Data shown ::
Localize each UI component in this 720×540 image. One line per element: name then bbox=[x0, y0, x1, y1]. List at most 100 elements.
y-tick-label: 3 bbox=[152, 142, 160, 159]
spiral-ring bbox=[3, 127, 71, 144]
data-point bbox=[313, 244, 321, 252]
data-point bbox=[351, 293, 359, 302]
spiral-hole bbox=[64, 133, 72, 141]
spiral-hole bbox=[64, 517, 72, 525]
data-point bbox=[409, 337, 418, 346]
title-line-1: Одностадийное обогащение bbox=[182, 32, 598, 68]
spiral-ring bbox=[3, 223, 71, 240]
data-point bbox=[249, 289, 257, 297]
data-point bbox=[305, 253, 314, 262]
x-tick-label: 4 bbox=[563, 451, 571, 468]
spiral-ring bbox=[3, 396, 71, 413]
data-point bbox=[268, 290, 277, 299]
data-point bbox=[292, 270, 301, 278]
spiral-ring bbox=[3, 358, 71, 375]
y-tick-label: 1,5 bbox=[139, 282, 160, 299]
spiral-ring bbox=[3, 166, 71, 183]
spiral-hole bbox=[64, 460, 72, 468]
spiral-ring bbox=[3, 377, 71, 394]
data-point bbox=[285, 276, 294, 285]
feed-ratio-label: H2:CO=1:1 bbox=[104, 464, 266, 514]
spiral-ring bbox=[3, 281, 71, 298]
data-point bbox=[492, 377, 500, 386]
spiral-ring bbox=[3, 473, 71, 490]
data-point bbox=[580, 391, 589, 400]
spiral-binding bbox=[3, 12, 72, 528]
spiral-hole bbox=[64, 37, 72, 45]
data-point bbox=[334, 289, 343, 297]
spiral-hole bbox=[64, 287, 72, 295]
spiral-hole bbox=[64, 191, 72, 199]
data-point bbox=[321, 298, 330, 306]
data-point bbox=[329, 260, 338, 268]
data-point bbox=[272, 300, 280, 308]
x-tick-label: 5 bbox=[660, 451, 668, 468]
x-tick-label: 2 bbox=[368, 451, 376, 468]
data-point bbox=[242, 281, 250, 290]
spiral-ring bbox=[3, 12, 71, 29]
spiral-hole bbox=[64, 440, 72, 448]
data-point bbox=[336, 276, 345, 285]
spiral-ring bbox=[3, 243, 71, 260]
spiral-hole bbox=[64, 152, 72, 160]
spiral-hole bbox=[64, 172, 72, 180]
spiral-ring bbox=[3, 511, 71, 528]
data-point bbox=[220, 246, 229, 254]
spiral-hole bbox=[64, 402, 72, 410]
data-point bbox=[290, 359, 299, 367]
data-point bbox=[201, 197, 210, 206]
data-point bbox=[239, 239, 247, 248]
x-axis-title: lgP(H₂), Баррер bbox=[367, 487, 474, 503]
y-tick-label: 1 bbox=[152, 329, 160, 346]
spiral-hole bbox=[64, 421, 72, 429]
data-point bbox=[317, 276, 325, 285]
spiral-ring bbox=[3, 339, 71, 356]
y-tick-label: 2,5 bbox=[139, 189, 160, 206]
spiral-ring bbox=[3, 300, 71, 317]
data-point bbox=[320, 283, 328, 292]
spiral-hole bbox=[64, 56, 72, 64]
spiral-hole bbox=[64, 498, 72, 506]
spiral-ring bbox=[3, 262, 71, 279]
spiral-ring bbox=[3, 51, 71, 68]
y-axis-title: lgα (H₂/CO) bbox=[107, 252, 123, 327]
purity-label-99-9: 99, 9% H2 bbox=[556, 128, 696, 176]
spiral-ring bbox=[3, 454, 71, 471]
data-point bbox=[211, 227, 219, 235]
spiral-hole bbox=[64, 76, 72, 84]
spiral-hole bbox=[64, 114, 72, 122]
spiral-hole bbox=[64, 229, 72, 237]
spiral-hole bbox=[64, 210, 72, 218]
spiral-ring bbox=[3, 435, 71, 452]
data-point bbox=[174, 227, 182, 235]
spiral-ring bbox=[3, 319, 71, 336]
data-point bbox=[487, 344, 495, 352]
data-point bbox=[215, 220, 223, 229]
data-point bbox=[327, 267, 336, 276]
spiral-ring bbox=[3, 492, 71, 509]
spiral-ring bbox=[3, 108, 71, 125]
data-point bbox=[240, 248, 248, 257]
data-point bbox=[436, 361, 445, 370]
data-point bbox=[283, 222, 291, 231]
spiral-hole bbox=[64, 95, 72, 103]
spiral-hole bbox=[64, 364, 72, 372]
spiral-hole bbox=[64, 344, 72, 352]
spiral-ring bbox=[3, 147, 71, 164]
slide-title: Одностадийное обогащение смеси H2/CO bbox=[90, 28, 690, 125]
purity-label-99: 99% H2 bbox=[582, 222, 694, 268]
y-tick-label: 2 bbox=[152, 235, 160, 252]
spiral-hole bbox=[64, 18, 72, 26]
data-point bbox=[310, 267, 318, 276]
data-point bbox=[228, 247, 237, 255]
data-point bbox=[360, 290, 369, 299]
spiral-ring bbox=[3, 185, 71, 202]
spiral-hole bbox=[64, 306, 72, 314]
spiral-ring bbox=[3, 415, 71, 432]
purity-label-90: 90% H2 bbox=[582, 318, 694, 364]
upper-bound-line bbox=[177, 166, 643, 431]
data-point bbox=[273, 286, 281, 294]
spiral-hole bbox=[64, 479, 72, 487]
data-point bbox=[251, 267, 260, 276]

Goal of the exercise :: Copy verbatim the stretch of the records from the beginning through the line that contains "data-point bbox=[409, 337, 418, 346]".

Answer ::
Localize each UI component in this 720×540 image. One line per element: name then bbox=[x0, y0, x1, y1]. List at most 100 elements.
y-tick-label: 3 bbox=[152, 142, 160, 159]
spiral-ring bbox=[3, 127, 71, 144]
data-point bbox=[313, 244, 321, 252]
data-point bbox=[351, 293, 359, 302]
spiral-hole bbox=[64, 133, 72, 141]
spiral-hole bbox=[64, 517, 72, 525]
data-point bbox=[409, 337, 418, 346]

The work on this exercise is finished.